— WHAT IS REQUIRED —
Locate each line below that includes "keer" and reproduce it.

Figure contents as structured data
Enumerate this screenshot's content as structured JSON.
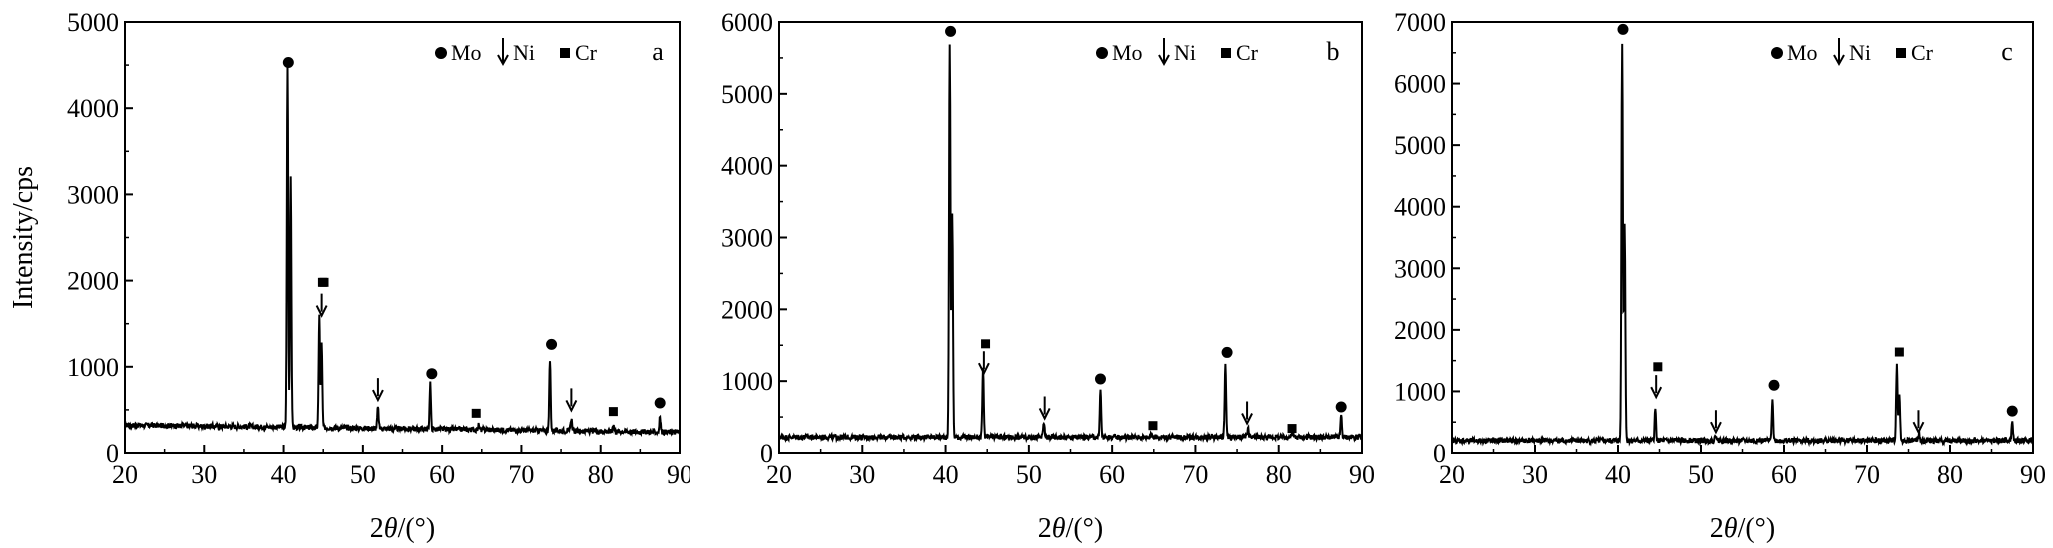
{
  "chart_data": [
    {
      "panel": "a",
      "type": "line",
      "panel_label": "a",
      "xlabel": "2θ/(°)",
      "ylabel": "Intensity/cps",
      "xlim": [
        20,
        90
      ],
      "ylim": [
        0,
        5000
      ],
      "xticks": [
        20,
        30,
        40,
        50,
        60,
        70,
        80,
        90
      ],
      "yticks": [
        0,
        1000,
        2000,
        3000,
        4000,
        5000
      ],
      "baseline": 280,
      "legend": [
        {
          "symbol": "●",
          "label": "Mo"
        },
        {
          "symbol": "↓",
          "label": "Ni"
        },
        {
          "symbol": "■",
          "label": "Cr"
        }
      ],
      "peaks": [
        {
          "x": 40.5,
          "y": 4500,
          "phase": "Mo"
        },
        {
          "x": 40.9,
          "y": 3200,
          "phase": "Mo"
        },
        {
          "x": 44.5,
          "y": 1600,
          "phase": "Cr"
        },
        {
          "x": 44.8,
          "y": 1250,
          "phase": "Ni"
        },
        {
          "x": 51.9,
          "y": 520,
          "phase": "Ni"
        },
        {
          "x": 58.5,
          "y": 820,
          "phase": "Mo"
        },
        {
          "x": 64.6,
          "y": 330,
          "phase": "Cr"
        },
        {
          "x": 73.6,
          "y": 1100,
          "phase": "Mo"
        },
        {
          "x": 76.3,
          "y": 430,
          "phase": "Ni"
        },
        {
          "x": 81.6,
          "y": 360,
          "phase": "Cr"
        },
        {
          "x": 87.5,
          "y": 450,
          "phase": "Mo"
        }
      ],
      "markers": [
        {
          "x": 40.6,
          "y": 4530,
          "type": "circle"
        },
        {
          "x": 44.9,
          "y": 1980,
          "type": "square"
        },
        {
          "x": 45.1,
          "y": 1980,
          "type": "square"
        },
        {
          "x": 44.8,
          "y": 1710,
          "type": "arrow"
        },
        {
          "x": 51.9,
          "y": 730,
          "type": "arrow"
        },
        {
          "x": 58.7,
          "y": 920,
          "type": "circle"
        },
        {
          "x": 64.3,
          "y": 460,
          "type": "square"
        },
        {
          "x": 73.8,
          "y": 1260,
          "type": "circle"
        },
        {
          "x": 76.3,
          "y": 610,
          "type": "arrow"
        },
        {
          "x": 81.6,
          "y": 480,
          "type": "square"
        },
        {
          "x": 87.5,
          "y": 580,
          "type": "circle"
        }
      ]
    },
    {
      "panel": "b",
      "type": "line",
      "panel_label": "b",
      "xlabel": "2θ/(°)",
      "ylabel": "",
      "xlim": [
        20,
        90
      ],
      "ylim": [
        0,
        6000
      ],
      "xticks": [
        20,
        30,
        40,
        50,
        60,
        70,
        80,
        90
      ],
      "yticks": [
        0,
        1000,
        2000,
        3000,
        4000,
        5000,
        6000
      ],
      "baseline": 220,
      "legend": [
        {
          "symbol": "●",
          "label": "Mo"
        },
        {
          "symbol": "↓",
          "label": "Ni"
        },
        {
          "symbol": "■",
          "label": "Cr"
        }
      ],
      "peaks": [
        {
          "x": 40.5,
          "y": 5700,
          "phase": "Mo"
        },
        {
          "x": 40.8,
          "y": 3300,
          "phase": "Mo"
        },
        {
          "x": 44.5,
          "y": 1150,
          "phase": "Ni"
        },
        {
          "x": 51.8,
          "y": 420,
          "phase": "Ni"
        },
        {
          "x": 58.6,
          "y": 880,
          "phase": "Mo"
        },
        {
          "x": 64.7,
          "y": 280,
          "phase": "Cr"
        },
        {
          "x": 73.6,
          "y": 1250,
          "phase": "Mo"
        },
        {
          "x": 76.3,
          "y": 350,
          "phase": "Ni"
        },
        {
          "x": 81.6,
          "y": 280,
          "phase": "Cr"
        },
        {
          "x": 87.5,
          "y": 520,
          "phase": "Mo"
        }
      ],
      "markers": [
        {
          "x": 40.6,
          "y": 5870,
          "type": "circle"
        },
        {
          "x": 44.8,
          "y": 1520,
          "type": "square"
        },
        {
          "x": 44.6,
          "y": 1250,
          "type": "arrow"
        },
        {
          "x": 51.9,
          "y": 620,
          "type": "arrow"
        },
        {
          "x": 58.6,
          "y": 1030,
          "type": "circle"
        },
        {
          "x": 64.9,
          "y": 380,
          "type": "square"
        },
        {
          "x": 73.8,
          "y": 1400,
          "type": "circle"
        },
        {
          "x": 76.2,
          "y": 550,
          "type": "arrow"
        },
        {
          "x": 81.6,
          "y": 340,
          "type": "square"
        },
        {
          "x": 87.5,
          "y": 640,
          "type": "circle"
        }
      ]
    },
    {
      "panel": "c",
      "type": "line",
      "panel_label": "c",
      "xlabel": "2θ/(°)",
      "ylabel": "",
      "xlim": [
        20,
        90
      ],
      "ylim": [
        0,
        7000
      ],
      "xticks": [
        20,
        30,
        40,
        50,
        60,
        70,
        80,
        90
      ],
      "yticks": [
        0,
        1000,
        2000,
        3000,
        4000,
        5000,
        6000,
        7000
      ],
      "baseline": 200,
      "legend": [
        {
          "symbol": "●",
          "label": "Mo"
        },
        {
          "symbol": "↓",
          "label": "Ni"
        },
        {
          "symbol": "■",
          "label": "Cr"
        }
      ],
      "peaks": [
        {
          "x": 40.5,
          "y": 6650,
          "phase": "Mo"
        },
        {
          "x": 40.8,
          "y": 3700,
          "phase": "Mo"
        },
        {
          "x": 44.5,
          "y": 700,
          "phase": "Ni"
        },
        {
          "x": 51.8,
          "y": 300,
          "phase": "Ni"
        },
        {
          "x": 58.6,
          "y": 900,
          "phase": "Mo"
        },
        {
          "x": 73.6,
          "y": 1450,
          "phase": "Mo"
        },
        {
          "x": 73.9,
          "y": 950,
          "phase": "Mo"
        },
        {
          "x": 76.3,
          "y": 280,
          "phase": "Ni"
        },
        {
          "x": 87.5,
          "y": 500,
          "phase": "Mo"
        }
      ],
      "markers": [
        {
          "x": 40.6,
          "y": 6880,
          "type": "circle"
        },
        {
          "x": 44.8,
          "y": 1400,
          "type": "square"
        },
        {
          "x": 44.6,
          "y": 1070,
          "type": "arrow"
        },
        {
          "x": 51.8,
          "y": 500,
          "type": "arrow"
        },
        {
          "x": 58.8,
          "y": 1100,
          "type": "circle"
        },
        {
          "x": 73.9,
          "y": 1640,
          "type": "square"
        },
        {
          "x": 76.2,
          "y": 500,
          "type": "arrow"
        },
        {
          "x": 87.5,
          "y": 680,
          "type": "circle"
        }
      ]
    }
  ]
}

...

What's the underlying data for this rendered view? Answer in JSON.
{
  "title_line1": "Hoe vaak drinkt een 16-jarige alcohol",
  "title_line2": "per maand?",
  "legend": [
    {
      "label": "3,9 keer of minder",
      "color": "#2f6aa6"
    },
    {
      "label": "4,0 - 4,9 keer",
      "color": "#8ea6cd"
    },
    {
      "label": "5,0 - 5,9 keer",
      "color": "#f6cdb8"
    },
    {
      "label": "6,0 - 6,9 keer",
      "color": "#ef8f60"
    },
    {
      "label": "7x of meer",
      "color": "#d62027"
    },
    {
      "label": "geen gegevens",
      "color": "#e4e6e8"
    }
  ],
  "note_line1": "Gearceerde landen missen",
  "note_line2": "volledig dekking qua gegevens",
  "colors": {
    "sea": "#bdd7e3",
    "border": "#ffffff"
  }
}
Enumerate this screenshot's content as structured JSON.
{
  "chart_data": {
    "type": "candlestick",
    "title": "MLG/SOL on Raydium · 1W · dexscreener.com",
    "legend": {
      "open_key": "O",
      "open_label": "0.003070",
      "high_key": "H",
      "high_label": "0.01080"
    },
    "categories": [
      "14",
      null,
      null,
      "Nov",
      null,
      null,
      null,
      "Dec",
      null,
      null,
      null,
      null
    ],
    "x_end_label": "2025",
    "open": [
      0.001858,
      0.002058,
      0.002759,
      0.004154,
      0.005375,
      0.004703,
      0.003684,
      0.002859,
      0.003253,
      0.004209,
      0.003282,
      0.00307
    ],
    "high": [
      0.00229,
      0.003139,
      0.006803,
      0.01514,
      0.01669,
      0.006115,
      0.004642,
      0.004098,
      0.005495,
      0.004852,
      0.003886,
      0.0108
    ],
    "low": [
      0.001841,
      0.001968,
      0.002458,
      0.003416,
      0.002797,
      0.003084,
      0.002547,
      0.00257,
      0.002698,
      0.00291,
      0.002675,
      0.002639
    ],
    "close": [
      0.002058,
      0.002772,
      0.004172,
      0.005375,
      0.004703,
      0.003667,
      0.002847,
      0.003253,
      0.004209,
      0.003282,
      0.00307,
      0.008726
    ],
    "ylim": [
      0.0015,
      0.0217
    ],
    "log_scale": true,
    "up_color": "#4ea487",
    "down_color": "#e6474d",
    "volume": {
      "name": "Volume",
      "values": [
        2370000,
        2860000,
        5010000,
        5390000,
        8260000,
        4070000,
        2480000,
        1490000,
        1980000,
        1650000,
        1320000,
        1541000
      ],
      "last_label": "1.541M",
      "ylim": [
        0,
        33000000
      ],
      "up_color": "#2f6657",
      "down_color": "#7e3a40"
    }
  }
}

==

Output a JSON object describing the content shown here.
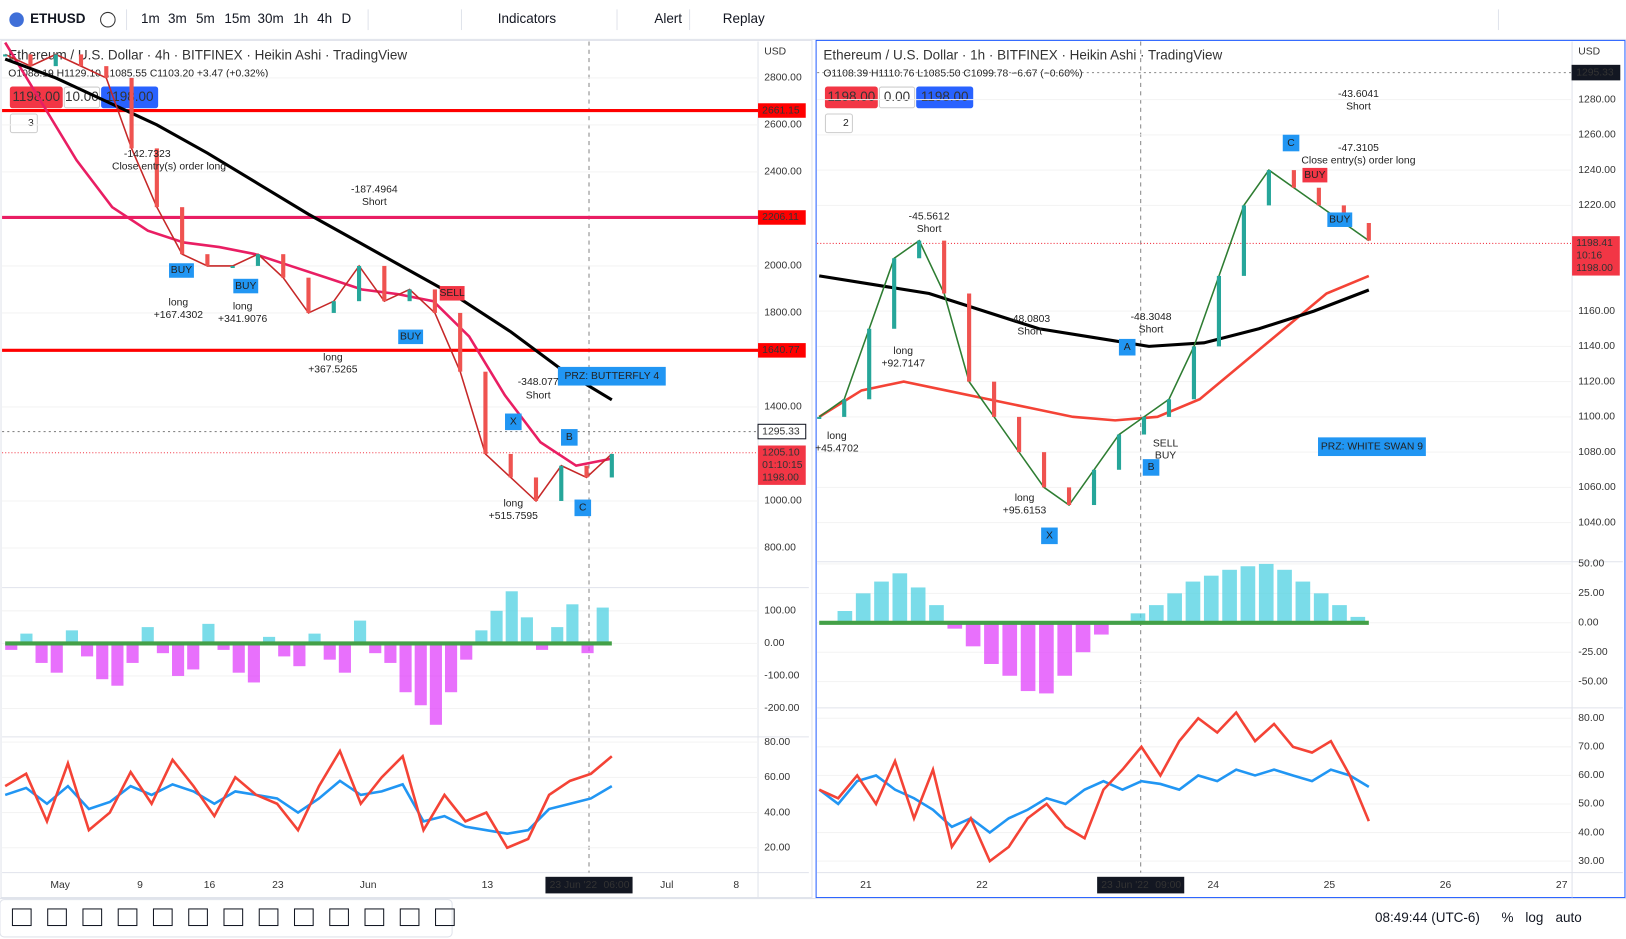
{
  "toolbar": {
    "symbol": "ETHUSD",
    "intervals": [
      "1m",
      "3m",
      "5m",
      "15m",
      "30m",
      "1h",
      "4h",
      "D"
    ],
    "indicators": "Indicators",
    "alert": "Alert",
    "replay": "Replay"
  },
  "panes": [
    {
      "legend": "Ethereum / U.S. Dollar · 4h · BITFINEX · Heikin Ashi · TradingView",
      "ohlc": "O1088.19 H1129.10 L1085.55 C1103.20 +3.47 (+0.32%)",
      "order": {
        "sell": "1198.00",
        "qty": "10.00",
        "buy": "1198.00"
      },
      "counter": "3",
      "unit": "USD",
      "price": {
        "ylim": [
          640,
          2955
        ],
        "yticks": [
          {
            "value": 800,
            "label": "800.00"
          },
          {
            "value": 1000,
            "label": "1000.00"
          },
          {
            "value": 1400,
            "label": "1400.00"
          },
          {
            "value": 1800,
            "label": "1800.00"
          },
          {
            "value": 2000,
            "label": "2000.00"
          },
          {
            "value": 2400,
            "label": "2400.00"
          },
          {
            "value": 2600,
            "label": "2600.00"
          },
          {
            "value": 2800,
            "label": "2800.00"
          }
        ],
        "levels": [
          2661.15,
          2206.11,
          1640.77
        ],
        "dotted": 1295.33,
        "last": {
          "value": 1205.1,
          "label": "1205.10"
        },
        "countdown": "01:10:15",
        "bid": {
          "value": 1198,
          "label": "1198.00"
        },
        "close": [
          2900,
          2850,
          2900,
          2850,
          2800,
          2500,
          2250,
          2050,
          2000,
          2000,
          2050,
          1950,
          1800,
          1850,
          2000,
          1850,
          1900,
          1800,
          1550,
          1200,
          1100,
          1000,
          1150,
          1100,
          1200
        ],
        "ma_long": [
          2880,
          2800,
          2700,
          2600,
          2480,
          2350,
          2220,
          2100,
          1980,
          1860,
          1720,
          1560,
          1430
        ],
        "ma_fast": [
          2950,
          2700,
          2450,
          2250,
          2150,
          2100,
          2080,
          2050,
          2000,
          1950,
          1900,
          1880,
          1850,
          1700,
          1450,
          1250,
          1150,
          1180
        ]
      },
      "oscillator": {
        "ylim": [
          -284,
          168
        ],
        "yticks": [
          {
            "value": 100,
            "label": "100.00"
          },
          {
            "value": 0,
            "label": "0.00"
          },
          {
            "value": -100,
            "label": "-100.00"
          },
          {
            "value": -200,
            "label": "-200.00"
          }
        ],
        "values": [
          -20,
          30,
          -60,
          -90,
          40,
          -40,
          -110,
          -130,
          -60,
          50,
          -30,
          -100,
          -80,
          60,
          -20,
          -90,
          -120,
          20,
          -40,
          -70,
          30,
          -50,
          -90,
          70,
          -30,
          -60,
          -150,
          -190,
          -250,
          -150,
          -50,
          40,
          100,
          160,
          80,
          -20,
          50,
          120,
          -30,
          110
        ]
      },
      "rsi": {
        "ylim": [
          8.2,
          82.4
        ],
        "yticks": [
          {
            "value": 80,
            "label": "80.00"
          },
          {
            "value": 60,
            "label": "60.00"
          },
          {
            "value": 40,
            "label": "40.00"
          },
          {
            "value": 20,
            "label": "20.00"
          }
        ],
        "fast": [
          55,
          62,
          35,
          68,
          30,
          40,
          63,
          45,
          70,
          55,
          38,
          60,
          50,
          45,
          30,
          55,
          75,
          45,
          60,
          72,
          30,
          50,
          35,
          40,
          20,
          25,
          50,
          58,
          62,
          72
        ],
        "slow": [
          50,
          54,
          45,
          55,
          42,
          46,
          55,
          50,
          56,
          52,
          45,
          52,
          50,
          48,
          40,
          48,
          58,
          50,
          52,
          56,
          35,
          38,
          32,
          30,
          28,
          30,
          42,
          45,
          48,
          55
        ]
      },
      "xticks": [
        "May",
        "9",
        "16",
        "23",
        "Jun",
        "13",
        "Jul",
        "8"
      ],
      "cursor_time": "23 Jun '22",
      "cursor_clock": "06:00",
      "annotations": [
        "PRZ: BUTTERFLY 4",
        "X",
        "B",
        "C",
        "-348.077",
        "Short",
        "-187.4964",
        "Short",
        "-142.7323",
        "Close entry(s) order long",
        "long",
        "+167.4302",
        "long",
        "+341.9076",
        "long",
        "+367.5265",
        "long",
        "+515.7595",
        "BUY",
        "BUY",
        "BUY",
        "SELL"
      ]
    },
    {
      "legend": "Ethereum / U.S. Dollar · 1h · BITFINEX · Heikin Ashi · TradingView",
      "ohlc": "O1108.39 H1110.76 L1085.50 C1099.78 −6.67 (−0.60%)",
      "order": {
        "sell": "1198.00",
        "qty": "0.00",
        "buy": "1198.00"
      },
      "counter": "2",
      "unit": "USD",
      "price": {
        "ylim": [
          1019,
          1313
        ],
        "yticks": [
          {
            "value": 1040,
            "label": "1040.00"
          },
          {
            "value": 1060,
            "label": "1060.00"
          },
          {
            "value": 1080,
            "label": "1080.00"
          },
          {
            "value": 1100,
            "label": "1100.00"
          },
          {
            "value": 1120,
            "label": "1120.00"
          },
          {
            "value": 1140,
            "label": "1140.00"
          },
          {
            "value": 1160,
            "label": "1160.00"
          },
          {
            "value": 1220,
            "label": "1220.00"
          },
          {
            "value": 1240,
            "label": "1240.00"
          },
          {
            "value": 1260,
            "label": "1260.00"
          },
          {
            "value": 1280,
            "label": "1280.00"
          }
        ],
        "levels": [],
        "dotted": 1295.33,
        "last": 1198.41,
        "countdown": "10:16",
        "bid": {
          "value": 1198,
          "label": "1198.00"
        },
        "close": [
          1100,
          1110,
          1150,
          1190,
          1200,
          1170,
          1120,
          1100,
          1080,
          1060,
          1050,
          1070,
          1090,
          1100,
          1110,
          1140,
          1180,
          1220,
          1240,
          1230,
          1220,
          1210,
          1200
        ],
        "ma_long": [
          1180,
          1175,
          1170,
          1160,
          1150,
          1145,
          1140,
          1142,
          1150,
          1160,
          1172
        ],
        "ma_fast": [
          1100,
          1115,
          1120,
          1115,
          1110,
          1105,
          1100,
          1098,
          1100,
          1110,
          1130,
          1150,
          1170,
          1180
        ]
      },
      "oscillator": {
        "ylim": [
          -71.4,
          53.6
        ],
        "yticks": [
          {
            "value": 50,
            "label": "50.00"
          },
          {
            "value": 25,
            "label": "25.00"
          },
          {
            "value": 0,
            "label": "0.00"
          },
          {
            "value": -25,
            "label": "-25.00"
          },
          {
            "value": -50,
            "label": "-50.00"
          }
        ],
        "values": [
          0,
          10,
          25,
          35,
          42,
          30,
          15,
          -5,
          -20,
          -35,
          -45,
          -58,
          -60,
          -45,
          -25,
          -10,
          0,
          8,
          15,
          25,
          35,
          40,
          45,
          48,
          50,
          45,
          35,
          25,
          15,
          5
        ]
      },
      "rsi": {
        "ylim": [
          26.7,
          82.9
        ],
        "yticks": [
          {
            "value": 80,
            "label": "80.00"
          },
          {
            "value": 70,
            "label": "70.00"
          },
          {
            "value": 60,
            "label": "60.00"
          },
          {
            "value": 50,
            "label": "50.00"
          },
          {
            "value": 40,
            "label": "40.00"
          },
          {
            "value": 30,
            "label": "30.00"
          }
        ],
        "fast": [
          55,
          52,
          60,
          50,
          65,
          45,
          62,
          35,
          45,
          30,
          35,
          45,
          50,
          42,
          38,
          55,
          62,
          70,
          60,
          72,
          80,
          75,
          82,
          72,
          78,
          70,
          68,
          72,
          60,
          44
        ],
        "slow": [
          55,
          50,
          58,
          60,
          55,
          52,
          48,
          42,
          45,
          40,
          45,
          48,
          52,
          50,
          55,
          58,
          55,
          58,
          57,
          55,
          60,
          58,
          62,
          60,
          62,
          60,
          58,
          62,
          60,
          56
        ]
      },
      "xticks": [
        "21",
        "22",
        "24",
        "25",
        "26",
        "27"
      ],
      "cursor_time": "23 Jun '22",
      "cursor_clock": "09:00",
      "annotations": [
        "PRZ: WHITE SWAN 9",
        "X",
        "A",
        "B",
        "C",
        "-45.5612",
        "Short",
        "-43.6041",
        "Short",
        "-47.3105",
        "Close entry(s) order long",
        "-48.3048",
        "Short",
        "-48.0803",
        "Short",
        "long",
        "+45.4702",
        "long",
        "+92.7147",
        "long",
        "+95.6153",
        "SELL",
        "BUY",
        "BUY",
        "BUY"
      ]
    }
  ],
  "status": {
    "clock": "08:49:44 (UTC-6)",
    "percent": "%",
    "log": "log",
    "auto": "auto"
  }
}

— TASK SOLUTION —
      "label": "3,9 keer of minder",
      "label": "4,0 - 4,9 keer",
      "label": "5,0 - 5,9 keer",
      "label": "6,0 - 6,9 keer",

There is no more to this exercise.